- Problems and tasks
[1] In the forum thread about free dial calipers, how many of the five calipers are made by Enco?
[2] Please print the passage from the forum thread about free dial calipers starting with "Sent from my" and going on through "no dial calipers.".

- Article
+--

# Free to the Needy



## Charley Davidson (Jun 19, 2013)

I have 5 dial calipers 4 are Enco & 1 Mitutoyo (sp) these seem to have spent there life in a tool room around grinding dust, they do work but one is sticky & all of them "0" in odd places but do repeat. Free to those who do not have any at all preferably but if you have a project for one that's fine. All I ask is you pay shipping 1 per person. First come first serve


----------



## MikeH (Jun 20, 2013)

Pm sent.

Sent from my DROID RAZR using Tapatalk 2


----------



## OlCatBob (Jun 20, 2013)

Hey Charlie,
If you have any left, I would like one too. I have a Mit vernier caliper that my wife bought for me 30 years ago, but no dial calipers.
Bob


----------



## Scruffy (Jun 20, 2013)

Charley Davidson said:


> I have 5 dial calipers 4 are Enco & 1 Mitutoyo (sp) these seem to have spent there life in a tool room around grinding dust, they do work but one is sticky & all of them "0" in odd places but do repeat. Free to those who do not have any at all preferably but if you have a project for one that's fine. All I ask is you pay shipping 1 per person. First come first serve


I'm new to this all I have is a digital. I would like to learn to read a dial caliper soil you have any left tell me how to pay shipping . Scruffy


----------



## yort81 (Jun 22, 2013)

Charley Davidson said:


> I have 5 dial calipers 4 are Enco & 1 Mitutoyo (sp) these seem to have spent there life in a tool room around grinding dust, they do work but one is sticky & all of them "0" in odd places but do repeat. Free to those who do not have any at all preferably but if you have a project for one that's fine. All I ask is you pay shipping 1 per person. First come first serve





Charley...if you have any left...I'll take one brother


----------



## Jimsehr (Jun 22, 2013)

+--

- Excerpted records
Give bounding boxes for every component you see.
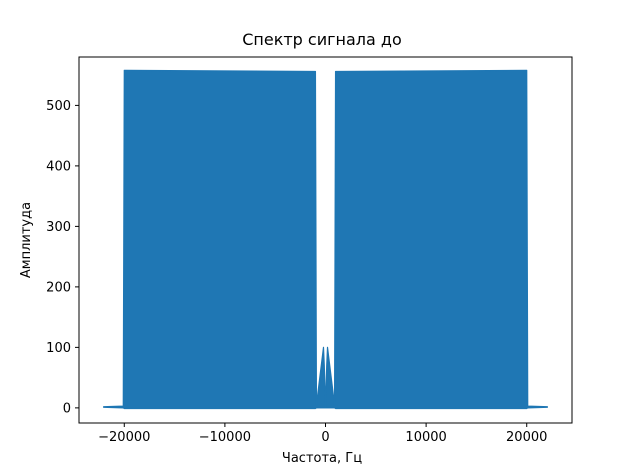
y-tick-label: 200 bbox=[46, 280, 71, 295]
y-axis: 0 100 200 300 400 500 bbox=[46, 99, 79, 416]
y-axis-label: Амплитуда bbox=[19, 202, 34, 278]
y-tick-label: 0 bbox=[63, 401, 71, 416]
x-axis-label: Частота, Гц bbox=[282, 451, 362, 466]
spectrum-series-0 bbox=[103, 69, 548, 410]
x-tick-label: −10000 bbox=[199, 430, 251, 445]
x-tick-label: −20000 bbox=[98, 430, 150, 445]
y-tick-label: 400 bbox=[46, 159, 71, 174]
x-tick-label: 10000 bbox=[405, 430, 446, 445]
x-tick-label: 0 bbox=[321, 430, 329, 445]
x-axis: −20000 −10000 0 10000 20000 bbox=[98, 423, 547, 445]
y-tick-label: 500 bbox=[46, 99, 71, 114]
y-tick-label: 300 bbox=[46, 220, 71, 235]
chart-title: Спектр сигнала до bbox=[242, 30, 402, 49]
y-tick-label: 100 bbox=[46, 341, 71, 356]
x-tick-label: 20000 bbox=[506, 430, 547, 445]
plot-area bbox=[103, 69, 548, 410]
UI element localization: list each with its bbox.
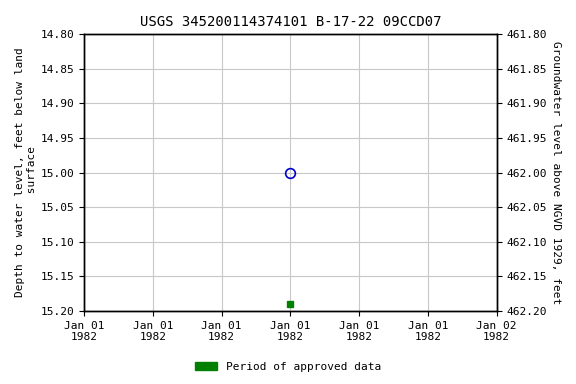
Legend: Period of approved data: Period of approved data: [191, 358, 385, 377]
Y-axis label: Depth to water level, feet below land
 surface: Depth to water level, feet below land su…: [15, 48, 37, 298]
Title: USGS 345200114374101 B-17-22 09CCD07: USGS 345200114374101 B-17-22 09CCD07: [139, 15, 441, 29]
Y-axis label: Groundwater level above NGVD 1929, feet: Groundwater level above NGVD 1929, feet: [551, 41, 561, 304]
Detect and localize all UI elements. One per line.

+--

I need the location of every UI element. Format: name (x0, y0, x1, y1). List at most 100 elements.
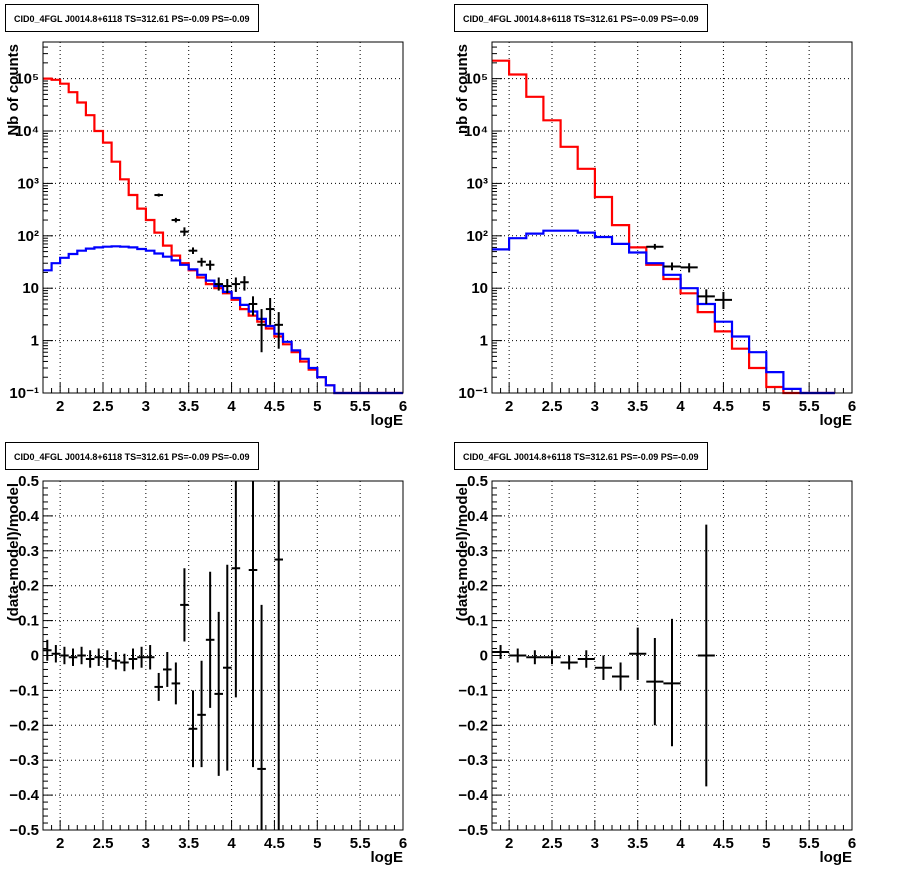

+--

- Results of the tasks
[1] Four.

[2]
Sent from my DROID RAZR using Tapatalk 2


----------



## OlCatBob (Jun 20, 2013)

Hey Charlie,
If you have any left, I would like one too. I have a Mit vernier caliper that my wife bought for me 30 years ago, but no dial calipers.